**RECORDS TO USE**
>>>>>
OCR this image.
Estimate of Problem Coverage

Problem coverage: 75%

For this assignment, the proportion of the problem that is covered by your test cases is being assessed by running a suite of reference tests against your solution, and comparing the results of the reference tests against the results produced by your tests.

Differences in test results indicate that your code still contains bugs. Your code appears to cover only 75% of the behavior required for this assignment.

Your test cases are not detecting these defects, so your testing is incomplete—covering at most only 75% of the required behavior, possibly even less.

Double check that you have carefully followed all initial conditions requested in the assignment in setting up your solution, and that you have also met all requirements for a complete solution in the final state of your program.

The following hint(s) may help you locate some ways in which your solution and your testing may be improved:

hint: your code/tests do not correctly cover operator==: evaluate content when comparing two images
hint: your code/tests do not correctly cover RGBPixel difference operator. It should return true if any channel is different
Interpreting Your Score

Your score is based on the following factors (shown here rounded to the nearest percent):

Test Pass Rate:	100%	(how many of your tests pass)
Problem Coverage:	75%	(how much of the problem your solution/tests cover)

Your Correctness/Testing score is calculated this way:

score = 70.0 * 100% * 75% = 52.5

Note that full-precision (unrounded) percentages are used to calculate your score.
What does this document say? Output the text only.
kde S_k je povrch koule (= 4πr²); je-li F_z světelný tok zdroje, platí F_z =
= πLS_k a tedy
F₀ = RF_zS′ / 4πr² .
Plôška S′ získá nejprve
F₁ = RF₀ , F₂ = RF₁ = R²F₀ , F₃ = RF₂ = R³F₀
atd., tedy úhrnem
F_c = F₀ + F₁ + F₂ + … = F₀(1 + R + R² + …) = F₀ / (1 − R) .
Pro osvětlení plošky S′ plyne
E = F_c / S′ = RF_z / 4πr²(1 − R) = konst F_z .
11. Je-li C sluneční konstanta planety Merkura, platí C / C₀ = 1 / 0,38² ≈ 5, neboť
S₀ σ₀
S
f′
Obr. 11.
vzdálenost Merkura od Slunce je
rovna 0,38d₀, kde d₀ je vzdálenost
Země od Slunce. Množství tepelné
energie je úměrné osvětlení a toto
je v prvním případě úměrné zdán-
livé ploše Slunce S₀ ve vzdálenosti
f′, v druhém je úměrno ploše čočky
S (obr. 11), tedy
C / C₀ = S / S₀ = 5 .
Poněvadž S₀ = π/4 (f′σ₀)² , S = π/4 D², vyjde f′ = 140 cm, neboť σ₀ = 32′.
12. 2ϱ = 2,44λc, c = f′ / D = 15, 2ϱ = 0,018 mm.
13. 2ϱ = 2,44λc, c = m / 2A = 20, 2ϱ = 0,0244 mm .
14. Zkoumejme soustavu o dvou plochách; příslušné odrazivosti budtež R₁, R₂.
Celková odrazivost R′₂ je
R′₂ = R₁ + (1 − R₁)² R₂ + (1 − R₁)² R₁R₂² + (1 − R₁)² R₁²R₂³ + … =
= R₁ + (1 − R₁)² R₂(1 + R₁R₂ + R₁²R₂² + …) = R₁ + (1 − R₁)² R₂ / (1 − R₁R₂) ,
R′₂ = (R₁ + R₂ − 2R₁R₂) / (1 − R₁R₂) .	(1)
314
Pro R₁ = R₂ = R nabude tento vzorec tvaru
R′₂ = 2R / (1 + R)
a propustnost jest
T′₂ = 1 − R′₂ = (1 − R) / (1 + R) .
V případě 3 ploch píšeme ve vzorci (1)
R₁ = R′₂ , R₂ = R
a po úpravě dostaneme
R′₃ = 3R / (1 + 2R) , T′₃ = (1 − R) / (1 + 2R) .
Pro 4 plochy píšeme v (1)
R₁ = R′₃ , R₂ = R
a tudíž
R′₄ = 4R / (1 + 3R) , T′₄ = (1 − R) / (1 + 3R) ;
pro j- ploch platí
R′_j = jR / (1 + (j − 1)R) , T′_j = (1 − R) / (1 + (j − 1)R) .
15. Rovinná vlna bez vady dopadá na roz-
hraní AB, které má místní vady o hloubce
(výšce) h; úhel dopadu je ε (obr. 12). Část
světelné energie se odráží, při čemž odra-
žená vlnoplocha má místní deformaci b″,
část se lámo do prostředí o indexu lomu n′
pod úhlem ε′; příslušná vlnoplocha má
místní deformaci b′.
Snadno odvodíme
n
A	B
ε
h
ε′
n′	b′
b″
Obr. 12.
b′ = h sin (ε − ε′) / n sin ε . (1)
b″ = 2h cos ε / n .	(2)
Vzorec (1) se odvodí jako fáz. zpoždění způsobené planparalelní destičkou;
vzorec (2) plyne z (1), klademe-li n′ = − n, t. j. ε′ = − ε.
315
<<<<<
**EXERCISE OBJECTIVE**
Copy out each record, keeping every word as it is.

**OUTPUT BELOW**
OCR this image.
Estimate of Problem Coverage

Problem coverage: 75%

For this assignment, the proportion of the problem that is covered by your test cases is being assessed by running a suite of reference tests against your solution, and comparing the results of the reference tests against the results produced by your tests.

Differences in test results indicate that your code still contains bugs. Your code appears to cover only 75% of the behavior required for this assignment.

Your test cases are not detecting these defects, so your testing is incomplete—covering at most only 75% of the required behavior, possibly even less.

Double check that you have carefully followed all initial conditions requested in the assignment in setting up your solution, and that you have also met all requirements for a complete solution in the final state of your program.

The following hint(s) may help you locate some ways in which your solution and your testing may be improved:

hint: your code/tests do not correctly cover operator==: evaluate content when comparing two images
hint: your code/tests do not correctly cover RGBPixel difference operator. It should return true if any channel is different
Interpreting Your Score

Your score is based on the following factors (shown here rounded to the nearest percent):

Test Pass Rate:	100%	(how many of your tests pass)
Problem Coverage:	75%	(how much of the problem your solution/tests cover)

Your Correctness/Testing score is calculated this way:

score = 70.0 * 100% * 75% = 52.5

Note that full-precision (unrounded) percentages are used to calculate your score.
What does this document say? Output the text only.
kde S_k je povrch koule (= 4πr²); je-li F_z světelný tok zdroje, platí F_z =
= πLS_k a tedy
F₀ = RF_zS′ / 4πr² .
Plôška S′ získá nejprve
F₁ = RF₀ , F₂ = RF₁ = R²F₀ , F₃ = RF₂ = R³F₀
atd., tedy úhrnem
F_c = F₀ + F₁ + F₂ + … = F₀(1 + R + R² + …) = F₀ / (1 − R) .
Pro osvětlení plošky S′ plyne
E = F_c / S′ = RF_z / 4πr²(1 − R) = konst F_z .
11. Je-li C sluneční konstanta planety Merkura, platí C / C₀ = 1 / 0,38² ≈ 5, neboť
S₀ σ₀
S
f′
Obr. 11.
vzdálenost Merkura od Slunce je
rovna 0,38d₀, kde d₀ je vzdálenost
Země od Slunce. Množství tepelné
energie je úměrné osvětlení a toto
je v prvním případě úměrné zdán-
livé ploše Slunce S₀ ve vzdálenosti
f′, v druhém je úměrno ploše čočky
S (obr. 11), tedy
C / C₀ = S / S₀ = 5 .
Poněvadž S₀ = π/4 (f′σ₀)² , S = π/4 D², vyjde f′ = 140 cm, neboť σ₀ = 32′.
12. 2ϱ = 2,44λc, c = f′ / D = 15, 2ϱ = 0,018 mm.
13. 2ϱ = 2,44λc, c = m / 2A = 20, 2ϱ = 0,0244 mm .
14. Zkoumejme soustavu o dvou plochách; příslušné odrazivosti budtež R₁, R₂.
Celková odrazivost R′₂ je
R′₂ = R₁ + (1 − R₁)² R₂ + (1 − R₁)² R₁R₂² + (1 − R₁)² R₁²R₂³ + … =
= R₁ + (1 − R₁)² R₂(1 + R₁R₂ + R₁²R₂² + …) = R₁ + (1 − R₁)² R₂ / (1 − R₁R₂) ,
R′₂ = (R₁ + R₂ − 2R₁R₂) / (1 − R₁R₂) .	(1)
314
Pro R₁ = R₂ = R nabude tento vzorec tvaru
R′₂ = 2R / (1 + R)
a propustnost jest
T′₂ = 1 − R′₂ = (1 − R) / (1 + R) .
V případě 3 ploch píšeme ve vzorci (1)
R₁ = R′₂ , R₂ = R
a po úpravě dostaneme
R′₃ = 3R / (1 + 2R) , T′₃ = (1 − R) / (1 + 2R) .
Pro 4 plochy píšeme v (1)
R₁ = R′₃ , R₂ = R
a tudíž
R′₄ = 4R / (1 + 3R) , T′₄ = (1 − R) / (1 + 3R) ;
pro j- ploch platí
R′_j = jR / (1 + (j − 1)R) , T′_j = (1 − R) / (1 + (j − 1)R) .
15. Rovinná vlna bez vady dopadá na roz-
hraní AB, které má místní vady o hloubce
(výšce) h; úhel dopadu je ε (obr. 12). Část
světelné energie se odráží, při čemž odra-
žená vlnoplocha má místní deformaci b″,
část se lámo do prostředí o indexu lomu n′
pod úhlem ε′; příslušná vlnoplocha má
místní deformaci b′.
Snadno odvodíme
n
A	B
ε
h
ε′
n′	b′
b″
Obr. 12.
b′ = h sin (ε − ε′) / n sin ε . (1)
b″ = 2h cos ε / n .	(2)
Vzorec (1) se odvodí jako fáz. zpoždění způsobené planparalelní destičkou;
vzorec (2) plyne z (1), klademe-li n′ = − n, t. j. ε′ = − ε.
315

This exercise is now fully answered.